● **WORK TO COMPLETE**:
Using the records that follow, copy every line containing the word "三角带轮".

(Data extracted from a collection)
• • • •

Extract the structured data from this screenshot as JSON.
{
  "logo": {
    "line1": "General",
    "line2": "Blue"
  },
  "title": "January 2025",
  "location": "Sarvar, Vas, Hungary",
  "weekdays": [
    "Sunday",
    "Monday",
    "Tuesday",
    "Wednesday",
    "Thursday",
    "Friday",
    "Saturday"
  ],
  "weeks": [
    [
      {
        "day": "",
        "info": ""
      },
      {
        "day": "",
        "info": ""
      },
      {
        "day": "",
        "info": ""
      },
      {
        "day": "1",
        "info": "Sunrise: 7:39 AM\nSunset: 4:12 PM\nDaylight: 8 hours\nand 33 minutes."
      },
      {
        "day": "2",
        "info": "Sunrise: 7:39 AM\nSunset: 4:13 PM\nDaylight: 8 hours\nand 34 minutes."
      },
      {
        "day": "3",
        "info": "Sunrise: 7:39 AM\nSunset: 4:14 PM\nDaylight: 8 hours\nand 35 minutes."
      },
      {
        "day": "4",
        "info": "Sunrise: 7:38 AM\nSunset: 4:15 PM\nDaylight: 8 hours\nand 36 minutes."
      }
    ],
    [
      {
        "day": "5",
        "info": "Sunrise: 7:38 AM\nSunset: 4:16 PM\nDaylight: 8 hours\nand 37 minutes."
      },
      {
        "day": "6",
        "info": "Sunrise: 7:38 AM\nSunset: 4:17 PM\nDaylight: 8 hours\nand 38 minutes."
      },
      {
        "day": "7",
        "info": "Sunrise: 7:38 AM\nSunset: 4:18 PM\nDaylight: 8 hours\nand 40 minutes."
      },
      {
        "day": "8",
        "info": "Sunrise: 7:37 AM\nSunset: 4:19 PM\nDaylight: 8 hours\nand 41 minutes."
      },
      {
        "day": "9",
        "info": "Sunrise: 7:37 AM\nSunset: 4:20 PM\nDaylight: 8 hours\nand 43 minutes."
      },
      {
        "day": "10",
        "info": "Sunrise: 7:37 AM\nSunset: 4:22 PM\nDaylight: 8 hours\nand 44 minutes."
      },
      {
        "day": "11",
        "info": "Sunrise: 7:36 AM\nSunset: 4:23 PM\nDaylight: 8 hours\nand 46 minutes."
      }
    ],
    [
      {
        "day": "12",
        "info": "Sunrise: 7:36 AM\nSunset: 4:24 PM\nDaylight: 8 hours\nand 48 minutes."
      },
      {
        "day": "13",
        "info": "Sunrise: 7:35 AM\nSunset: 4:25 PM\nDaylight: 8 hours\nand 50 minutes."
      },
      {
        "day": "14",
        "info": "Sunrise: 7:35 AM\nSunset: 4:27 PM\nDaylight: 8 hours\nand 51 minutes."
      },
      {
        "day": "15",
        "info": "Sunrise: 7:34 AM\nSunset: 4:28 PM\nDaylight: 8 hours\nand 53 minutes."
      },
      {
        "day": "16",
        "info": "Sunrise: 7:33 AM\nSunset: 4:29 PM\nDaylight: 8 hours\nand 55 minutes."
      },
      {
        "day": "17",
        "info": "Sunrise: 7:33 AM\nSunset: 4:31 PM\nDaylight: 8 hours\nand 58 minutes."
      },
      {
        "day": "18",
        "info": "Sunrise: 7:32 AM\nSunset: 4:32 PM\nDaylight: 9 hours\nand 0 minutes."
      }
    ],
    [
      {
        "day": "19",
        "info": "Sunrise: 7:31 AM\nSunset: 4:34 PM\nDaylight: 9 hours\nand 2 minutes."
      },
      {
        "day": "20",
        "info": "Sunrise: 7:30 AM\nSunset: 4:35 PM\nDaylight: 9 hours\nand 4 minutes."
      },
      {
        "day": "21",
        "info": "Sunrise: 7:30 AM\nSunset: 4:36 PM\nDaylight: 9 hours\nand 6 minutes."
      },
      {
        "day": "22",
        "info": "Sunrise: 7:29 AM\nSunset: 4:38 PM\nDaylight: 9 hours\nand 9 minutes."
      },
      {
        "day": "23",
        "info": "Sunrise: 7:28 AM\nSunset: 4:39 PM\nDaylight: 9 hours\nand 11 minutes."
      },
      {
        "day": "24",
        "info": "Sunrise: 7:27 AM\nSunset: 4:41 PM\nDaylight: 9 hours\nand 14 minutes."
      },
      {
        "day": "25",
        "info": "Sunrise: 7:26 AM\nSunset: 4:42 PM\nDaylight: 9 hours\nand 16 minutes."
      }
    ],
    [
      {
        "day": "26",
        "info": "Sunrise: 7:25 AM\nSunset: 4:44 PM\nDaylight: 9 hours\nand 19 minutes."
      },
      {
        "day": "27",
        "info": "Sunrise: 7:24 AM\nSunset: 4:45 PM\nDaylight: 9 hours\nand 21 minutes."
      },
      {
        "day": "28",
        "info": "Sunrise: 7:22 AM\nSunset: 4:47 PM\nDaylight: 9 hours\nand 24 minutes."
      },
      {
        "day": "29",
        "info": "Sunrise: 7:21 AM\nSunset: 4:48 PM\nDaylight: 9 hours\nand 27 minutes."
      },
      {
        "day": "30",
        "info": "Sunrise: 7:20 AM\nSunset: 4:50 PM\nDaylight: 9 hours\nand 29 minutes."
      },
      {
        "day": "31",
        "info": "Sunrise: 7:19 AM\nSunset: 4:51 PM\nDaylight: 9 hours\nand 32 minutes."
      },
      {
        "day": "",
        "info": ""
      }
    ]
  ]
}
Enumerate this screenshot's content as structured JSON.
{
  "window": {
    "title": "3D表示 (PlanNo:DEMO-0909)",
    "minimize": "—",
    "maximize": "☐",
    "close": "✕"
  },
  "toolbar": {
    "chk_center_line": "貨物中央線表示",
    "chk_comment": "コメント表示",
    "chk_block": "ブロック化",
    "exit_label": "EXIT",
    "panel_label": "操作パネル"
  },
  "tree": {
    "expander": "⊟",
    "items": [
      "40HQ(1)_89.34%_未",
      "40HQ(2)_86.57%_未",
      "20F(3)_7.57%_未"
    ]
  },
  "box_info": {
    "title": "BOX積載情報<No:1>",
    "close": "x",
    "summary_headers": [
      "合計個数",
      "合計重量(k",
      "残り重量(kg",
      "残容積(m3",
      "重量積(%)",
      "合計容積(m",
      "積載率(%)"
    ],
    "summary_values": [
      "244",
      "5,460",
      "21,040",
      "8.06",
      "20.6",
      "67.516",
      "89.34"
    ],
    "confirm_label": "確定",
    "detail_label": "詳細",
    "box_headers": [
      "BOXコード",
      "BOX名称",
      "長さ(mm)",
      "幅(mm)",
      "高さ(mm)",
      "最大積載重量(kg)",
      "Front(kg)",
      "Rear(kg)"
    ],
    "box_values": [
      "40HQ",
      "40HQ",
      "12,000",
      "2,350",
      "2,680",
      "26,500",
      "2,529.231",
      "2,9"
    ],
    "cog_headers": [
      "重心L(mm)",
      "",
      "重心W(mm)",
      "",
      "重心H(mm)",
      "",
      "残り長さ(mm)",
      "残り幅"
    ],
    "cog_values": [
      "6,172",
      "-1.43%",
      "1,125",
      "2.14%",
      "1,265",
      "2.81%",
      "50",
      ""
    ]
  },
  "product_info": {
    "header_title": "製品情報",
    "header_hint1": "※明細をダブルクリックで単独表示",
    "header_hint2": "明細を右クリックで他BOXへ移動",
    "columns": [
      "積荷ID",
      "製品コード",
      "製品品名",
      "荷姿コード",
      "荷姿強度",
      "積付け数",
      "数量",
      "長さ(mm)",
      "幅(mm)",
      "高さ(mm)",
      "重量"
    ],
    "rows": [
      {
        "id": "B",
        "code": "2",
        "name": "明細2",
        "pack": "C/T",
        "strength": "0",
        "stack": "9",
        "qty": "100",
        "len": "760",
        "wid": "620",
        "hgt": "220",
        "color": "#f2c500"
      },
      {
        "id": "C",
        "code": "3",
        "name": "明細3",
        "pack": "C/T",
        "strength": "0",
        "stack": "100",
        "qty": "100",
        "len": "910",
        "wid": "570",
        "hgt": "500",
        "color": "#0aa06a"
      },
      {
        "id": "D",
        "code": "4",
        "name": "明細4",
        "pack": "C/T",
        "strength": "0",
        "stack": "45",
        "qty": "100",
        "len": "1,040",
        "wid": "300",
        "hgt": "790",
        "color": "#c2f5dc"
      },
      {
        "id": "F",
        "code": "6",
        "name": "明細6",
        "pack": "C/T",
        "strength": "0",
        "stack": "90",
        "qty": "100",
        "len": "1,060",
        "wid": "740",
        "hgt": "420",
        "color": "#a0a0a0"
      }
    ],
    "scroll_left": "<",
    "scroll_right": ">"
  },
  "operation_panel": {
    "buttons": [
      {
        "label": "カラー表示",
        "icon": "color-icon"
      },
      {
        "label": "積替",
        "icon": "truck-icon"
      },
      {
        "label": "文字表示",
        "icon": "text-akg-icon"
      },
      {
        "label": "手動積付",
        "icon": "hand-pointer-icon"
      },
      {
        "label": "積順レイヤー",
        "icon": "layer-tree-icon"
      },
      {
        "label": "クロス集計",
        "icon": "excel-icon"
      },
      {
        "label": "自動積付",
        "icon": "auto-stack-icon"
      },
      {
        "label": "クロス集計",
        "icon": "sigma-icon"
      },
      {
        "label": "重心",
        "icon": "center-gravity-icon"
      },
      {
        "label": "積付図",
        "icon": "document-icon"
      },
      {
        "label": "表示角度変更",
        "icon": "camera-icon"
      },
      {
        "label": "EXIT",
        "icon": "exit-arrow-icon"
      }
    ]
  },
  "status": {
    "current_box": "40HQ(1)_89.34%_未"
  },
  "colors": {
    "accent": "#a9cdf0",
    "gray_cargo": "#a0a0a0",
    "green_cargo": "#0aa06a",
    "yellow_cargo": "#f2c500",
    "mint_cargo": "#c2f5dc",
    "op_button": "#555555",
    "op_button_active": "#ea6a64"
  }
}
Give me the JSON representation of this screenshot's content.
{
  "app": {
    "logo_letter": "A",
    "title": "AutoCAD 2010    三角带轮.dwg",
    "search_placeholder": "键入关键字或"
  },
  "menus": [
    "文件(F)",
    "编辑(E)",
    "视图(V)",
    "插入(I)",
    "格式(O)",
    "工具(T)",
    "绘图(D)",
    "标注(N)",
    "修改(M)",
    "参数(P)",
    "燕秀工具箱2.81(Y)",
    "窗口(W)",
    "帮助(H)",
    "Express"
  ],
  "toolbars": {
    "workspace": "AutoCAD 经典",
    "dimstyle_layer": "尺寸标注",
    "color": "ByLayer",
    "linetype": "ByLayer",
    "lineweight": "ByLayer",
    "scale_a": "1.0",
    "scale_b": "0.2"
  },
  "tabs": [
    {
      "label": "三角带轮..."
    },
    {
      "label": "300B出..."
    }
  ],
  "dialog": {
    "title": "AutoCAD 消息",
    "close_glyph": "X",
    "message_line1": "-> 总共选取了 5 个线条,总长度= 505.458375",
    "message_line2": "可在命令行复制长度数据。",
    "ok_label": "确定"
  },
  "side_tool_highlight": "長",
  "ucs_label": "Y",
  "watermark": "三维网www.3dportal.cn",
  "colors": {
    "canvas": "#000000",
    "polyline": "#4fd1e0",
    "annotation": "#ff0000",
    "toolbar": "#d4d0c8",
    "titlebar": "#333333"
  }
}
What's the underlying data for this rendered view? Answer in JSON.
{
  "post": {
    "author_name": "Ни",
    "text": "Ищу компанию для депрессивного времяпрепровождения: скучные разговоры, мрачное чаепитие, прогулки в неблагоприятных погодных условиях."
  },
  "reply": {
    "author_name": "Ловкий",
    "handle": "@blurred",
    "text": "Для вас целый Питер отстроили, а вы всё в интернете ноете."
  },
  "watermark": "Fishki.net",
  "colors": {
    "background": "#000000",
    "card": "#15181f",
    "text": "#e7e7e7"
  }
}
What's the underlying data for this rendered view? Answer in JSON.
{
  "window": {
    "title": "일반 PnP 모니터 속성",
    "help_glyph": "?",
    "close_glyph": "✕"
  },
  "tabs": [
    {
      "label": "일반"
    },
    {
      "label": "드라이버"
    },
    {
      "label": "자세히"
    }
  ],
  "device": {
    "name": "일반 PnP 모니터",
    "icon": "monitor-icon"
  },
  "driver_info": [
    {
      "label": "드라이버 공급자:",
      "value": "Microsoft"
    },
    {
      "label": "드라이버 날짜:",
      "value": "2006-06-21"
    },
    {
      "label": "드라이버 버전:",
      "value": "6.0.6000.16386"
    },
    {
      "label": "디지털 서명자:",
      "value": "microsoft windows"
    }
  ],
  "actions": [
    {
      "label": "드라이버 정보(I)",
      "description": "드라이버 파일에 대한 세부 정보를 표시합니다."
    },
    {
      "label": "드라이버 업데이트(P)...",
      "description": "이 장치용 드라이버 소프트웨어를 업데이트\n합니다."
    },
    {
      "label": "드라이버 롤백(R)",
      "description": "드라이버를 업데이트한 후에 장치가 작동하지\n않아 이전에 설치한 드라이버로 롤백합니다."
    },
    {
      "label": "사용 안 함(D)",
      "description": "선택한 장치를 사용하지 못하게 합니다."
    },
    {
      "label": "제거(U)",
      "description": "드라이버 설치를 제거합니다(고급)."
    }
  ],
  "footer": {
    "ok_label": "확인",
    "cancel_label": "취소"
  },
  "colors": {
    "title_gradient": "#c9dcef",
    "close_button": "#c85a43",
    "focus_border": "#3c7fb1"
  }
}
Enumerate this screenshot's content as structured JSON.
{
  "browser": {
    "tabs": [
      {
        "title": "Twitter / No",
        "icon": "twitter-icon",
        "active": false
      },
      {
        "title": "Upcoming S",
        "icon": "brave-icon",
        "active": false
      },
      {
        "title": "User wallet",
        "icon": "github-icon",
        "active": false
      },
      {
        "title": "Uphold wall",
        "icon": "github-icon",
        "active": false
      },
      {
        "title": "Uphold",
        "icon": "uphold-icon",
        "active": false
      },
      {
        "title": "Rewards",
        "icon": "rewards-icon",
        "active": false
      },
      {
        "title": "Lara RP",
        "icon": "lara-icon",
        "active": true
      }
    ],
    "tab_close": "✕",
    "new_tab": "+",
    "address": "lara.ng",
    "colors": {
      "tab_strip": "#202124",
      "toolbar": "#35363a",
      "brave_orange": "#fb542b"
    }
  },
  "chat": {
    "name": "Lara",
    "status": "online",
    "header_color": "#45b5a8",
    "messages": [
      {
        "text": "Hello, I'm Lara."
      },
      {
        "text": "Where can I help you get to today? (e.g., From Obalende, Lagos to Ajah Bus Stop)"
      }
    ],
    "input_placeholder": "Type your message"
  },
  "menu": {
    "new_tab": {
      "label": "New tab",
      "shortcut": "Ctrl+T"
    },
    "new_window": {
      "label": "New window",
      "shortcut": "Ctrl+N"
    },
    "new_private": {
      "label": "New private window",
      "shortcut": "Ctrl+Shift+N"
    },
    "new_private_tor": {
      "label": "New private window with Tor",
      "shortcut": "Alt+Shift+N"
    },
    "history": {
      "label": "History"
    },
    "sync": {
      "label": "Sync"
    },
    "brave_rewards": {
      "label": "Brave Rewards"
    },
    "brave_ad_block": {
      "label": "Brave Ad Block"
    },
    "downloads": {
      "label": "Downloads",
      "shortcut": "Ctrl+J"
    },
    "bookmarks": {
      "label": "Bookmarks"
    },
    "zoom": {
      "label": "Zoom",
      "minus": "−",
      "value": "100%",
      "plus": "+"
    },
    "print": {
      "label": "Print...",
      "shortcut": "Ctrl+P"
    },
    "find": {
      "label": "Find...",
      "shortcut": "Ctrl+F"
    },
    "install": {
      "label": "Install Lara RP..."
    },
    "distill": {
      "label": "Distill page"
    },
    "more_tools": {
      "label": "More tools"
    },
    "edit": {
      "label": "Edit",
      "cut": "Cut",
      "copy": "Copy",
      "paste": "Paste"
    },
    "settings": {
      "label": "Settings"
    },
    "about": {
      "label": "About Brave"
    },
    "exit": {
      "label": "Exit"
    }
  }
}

• • • •

● **EXPECTED ANSWER**:
    "title": "AutoCAD 2010    三角带轮.dwg",
      "label": "三角带轮..."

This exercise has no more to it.